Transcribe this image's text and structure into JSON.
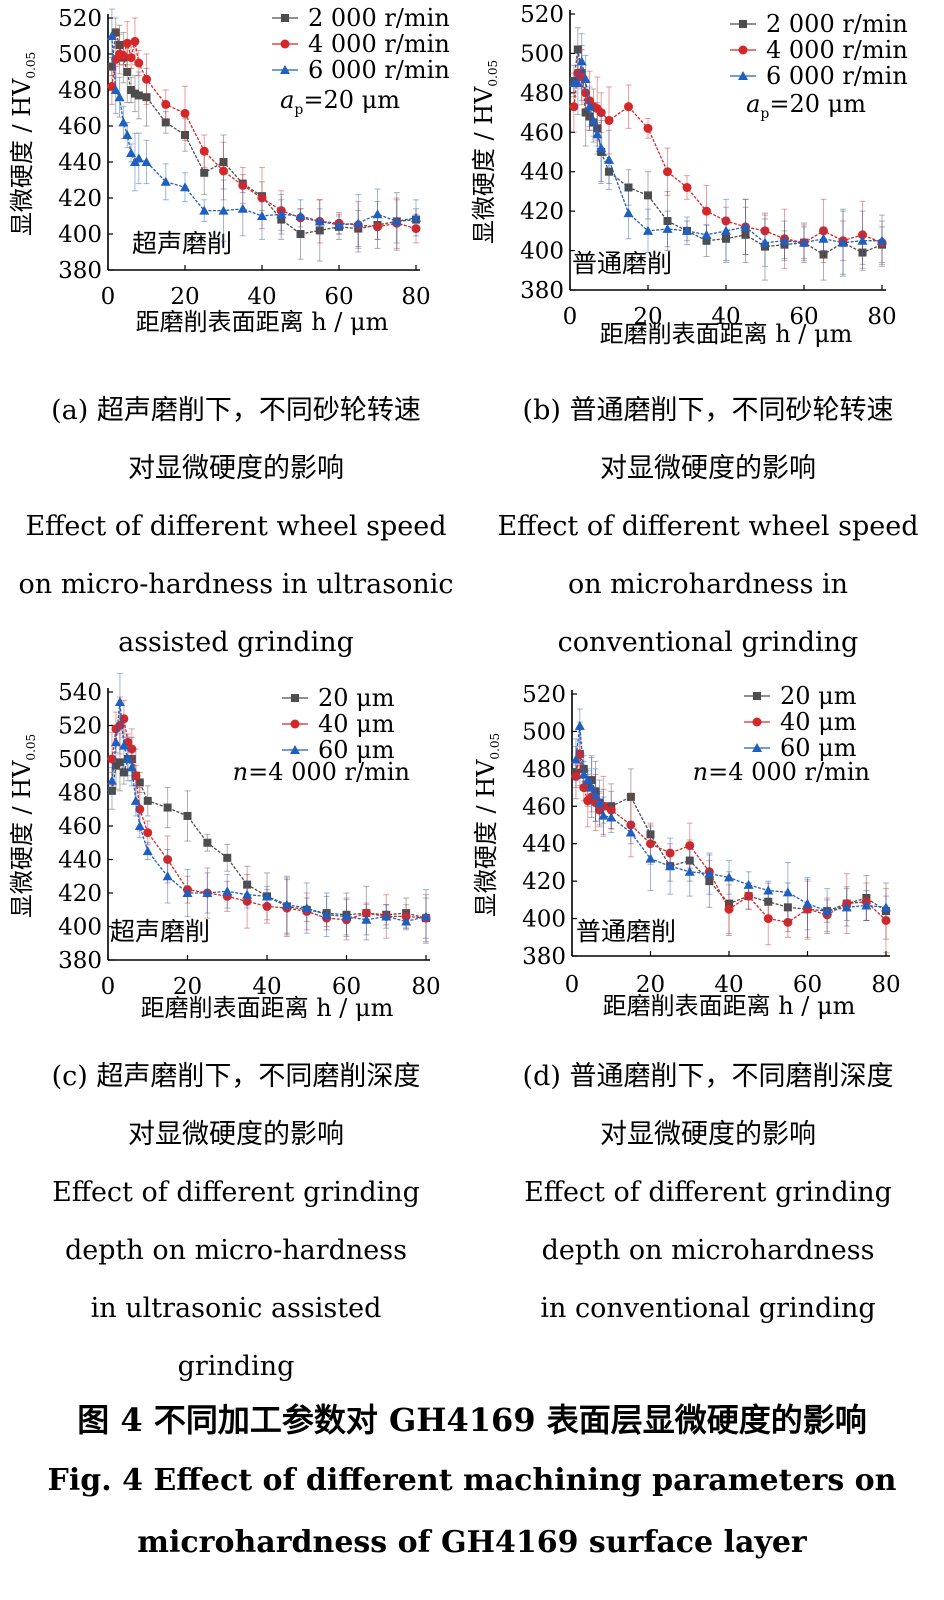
{
  "chart_data": [
    {
      "type": "line",
      "ylabel": "显微硬度 / HV",
      "ylabel_sub": "0.05",
      "xlabel": "距磨削表面距离 h / μm",
      "xlim": [
        0,
        80
      ],
      "ylim": [
        380,
        520
      ],
      "xticks": [
        "0",
        "20",
        "40",
        "60",
        "80"
      ],
      "yticks": [
        "380",
        "400",
        "420",
        "440",
        "460",
        "480",
        "500",
        "520"
      ],
      "annotation": "超声磨削",
      "param": "a_p=20 μm",
      "param_prefix": "a",
      "param_sub": "p",
      "param_value": "=20 μm",
      "legend_position": "top-right",
      "series": [
        {
          "name": "2 000 r/min",
          "color": "#4d4d4d",
          "marker": "square",
          "x": [
            1,
            2,
            3,
            4,
            5,
            6,
            7,
            8,
            10,
            15,
            20,
            25,
            30,
            35,
            40,
            45,
            50,
            55,
            60,
            65,
            70,
            75,
            80
          ],
          "y": [
            493,
            512,
            505,
            498,
            490,
            480,
            478,
            477,
            476,
            462,
            455,
            434,
            440,
            428,
            421,
            408,
            400,
            402,
            404,
            403,
            405,
            407,
            408
          ]
        },
        {
          "name": "4 000 r/min",
          "color": "#d62728",
          "marker": "circle",
          "x": [
            1,
            2,
            3,
            4,
            5,
            6,
            7,
            8,
            10,
            15,
            20,
            25,
            30,
            35,
            40,
            45,
            50,
            55,
            60,
            65,
            70,
            75,
            80
          ],
          "y": [
            482,
            497,
            500,
            499,
            506,
            498,
            507,
            495,
            486,
            472,
            467,
            446,
            435,
            427,
            420,
            413,
            409,
            407,
            406,
            405,
            404,
            406,
            403
          ]
        },
        {
          "name": "6 000 r/min",
          "color": "#1f5fbf",
          "marker": "triangle",
          "x": [
            1,
            2,
            3,
            4,
            5,
            6,
            7,
            8,
            10,
            15,
            20,
            25,
            30,
            35,
            40,
            45,
            50,
            55,
            60,
            65,
            70,
            75,
            80
          ],
          "y": [
            510,
            480,
            476,
            462,
            455,
            445,
            440,
            442,
            440,
            429,
            426,
            413,
            413,
            414,
            410,
            411,
            410,
            407,
            405,
            406,
            411,
            407,
            409
          ]
        }
      ]
    },
    {
      "type": "line",
      "ylabel": "显微硬度 / HV",
      "ylabel_sub": "0.05",
      "xlabel": "距磨削表面距离 h / μm",
      "xlim": [
        0,
        80
      ],
      "ylim": [
        380,
        520
      ],
      "xticks": [
        "0",
        "20",
        "40",
        "60",
        "80"
      ],
      "yticks": [
        "380",
        "400",
        "420",
        "440",
        "460",
        "480",
        "500",
        "520"
      ],
      "annotation": "普通磨削",
      "param": "a_p=20 μm",
      "param_prefix": "a",
      "param_sub": "p",
      "param_value": "=20 μm",
      "legend_position": "top-right",
      "series": [
        {
          "name": "2 000 r/min",
          "color": "#4d4d4d",
          "marker": "square",
          "x": [
            1,
            2,
            3,
            4,
            5,
            6,
            7,
            8,
            10,
            15,
            20,
            25,
            30,
            35,
            40,
            45,
            50,
            55,
            60,
            65,
            70,
            75,
            80
          ],
          "y": [
            486,
            502,
            490,
            470,
            468,
            465,
            462,
            450,
            440,
            432,
            428,
            415,
            410,
            405,
            406,
            408,
            402,
            403,
            404,
            398,
            404,
            399,
            403
          ]
        },
        {
          "name": "4 000 r/min",
          "color": "#d62728",
          "marker": "circle",
          "x": [
            1,
            2,
            3,
            4,
            5,
            6,
            7,
            8,
            10,
            15,
            20,
            25,
            30,
            35,
            40,
            45,
            50,
            55,
            60,
            65,
            70,
            75,
            80
          ],
          "y": [
            473,
            490,
            488,
            480,
            476,
            473,
            472,
            470,
            466,
            473,
            462,
            440,
            432,
            420,
            415,
            412,
            410,
            406,
            404,
            410,
            405,
            408,
            404
          ]
        },
        {
          "name": "6 000 r/min",
          "color": "#1f5fbf",
          "marker": "triangle",
          "x": [
            1,
            2,
            3,
            4,
            5,
            6,
            7,
            8,
            10,
            15,
            20,
            25,
            30,
            35,
            40,
            45,
            50,
            55,
            60,
            65,
            70,
            75,
            80
          ],
          "y": [
            485,
            485,
            496,
            487,
            473,
            466,
            459,
            452,
            446,
            419,
            410,
            411,
            410,
            408,
            410,
            412,
            404,
            405,
            404,
            406,
            404,
            405,
            405
          ]
        }
      ]
    },
    {
      "type": "line",
      "ylabel": "显微硬度 / HV",
      "ylabel_sub": "0.05",
      "xlabel": "距磨削表面距离 h / μm",
      "xlim": [
        0,
        80
      ],
      "ylim": [
        380,
        540
      ],
      "xticks": [
        "0",
        "20",
        "40",
        "60",
        "80"
      ],
      "yticks": [
        "380",
        "400",
        "420",
        "440",
        "460",
        "480",
        "500",
        "520",
        "540"
      ],
      "annotation": "超声磨削",
      "param": "n=4 000 r/min",
      "param_prefix": "n",
      "param_sub": "",
      "param_value": "=4 000 r/min",
      "legend_position": "top-right",
      "series": [
        {
          "name": "20 μm",
          "color": "#4d4d4d",
          "marker": "square",
          "x": [
            1,
            2,
            3,
            4,
            5,
            6,
            7,
            8,
            10,
            15,
            20,
            25,
            30,
            35,
            40,
            45,
            50,
            55,
            60,
            65,
            70,
            75,
            80
          ],
          "y": [
            481,
            496,
            498,
            492,
            500,
            500,
            490,
            486,
            475,
            471,
            466,
            450,
            441,
            425,
            418,
            412,
            410,
            408,
            407,
            408,
            407,
            408,
            405
          ]
        },
        {
          "name": "40 μm",
          "color": "#d62728",
          "marker": "circle",
          "x": [
            1,
            2,
            3,
            4,
            5,
            6,
            7,
            8,
            10,
            15,
            20,
            25,
            30,
            35,
            40,
            45,
            50,
            55,
            60,
            65,
            70,
            75,
            80
          ],
          "y": [
            500,
            518,
            520,
            524,
            510,
            506,
            490,
            470,
            456,
            440,
            422,
            420,
            418,
            415,
            412,
            411,
            409,
            405,
            404,
            408,
            406,
            406,
            405
          ]
        },
        {
          "name": "60 μm",
          "color": "#1f5fbf",
          "marker": "triangle",
          "x": [
            1,
            2,
            3,
            4,
            5,
            6,
            7,
            8,
            10,
            15,
            20,
            25,
            30,
            35,
            40,
            45,
            50,
            55,
            60,
            65,
            70,
            75,
            80
          ],
          "y": [
            487,
            510,
            534,
            508,
            500,
            495,
            475,
            460,
            445,
            430,
            420,
            420,
            421,
            419,
            418,
            413,
            411,
            407,
            406,
            404,
            406,
            403,
            406
          ]
        }
      ]
    },
    {
      "type": "line",
      "ylabel": "显微硬度 / HV",
      "ylabel_sub": "0.05",
      "xlabel": "距磨削表面距离 h / μm",
      "xlim": [
        0,
        80
      ],
      "ylim": [
        380,
        520
      ],
      "xticks": [
        "0",
        "20",
        "40",
        "60",
        "80"
      ],
      "yticks": [
        "380",
        "400",
        "420",
        "440",
        "460",
        "480",
        "500",
        "520"
      ],
      "annotation": "普通磨削",
      "param": "n=4 000 r/min",
      "param_prefix": "n",
      "param_sub": "",
      "param_value": "=4 000 r/min",
      "legend_position": "top-right",
      "series": [
        {
          "name": "20 μm",
          "color": "#4d4d4d",
          "marker": "square",
          "x": [
            1,
            2,
            3,
            4,
            5,
            6,
            7,
            8,
            10,
            15,
            20,
            25,
            30,
            35,
            40,
            45,
            50,
            55,
            60,
            65,
            70,
            75,
            80
          ],
          "y": [
            478,
            488,
            480,
            470,
            474,
            468,
            462,
            460,
            460,
            465,
            445,
            428,
            431,
            420,
            408,
            412,
            409,
            406,
            405,
            404,
            408,
            411,
            404
          ]
        },
        {
          "name": "40 μm",
          "color": "#d62728",
          "marker": "circle",
          "x": [
            1,
            2,
            3,
            4,
            5,
            6,
            7,
            8,
            10,
            15,
            20,
            25,
            30,
            35,
            40,
            45,
            50,
            55,
            60,
            65,
            70,
            75,
            80
          ],
          "y": [
            476,
            488,
            470,
            463,
            465,
            462,
            458,
            460,
            458,
            450,
            440,
            435,
            439,
            425,
            405,
            412,
            400,
            398,
            405,
            402,
            408,
            409,
            399
          ]
        },
        {
          "name": "60 μm",
          "color": "#1f5fbf",
          "marker": "triangle",
          "x": [
            1,
            2,
            3,
            4,
            5,
            6,
            7,
            8,
            10,
            15,
            20,
            25,
            30,
            35,
            40,
            45,
            50,
            55,
            60,
            65,
            70,
            75,
            80
          ],
          "y": [
            485,
            503,
            477,
            474,
            470,
            466,
            462,
            455,
            454,
            446,
            432,
            428,
            425,
            424,
            422,
            418,
            415,
            414,
            408,
            404,
            406,
            407,
            406
          ]
        }
      ]
    }
  ],
  "captions": [
    {
      "cn": "(a)  超声磨削下，不同砂轮转速",
      "cn2": "对显微硬度的影响",
      "en": [
        "Effect of different wheel speed",
        "on micro-hardness in ultrasonic",
        "assisted grinding"
      ]
    },
    {
      "cn": "(b)  普通磨削下，不同砂轮转速",
      "cn2": "对显微硬度的影响",
      "en": [
        "Effect of different wheel speed",
        "on microhardness in",
        "conventional grinding"
      ]
    },
    {
      "cn": "(c)  超声磨削下，不同磨削深度",
      "cn2": "对显微硬度的影响",
      "en": [
        "Effect of different grinding",
        "depth on micro-hardness",
        "in ultrasonic assisted",
        "grinding"
      ]
    },
    {
      "cn": "(d)  普通磨削下，不同磨削深度",
      "cn2": "对显微硬度的影响",
      "en": [
        "Effect of different grinding",
        "depth on microhardness",
        "in conventional grinding"
      ]
    }
  ],
  "figure": {
    "title_cn": "图 4    不同加工参数对 GH4169 表面层显微硬度的影响",
    "title_en_1": "Fig.  4 Effect of different machining parameters on",
    "title_en_2": "microhardness of GH4169 surface layer"
  }
}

_____

Aim: Search the data for the string "microhardness". List each line that has it.

Reply to the task:
        "on microhardness in",
        "depth on microhardness",
    "title_en_2": "microhardness of GH4169 surface layer"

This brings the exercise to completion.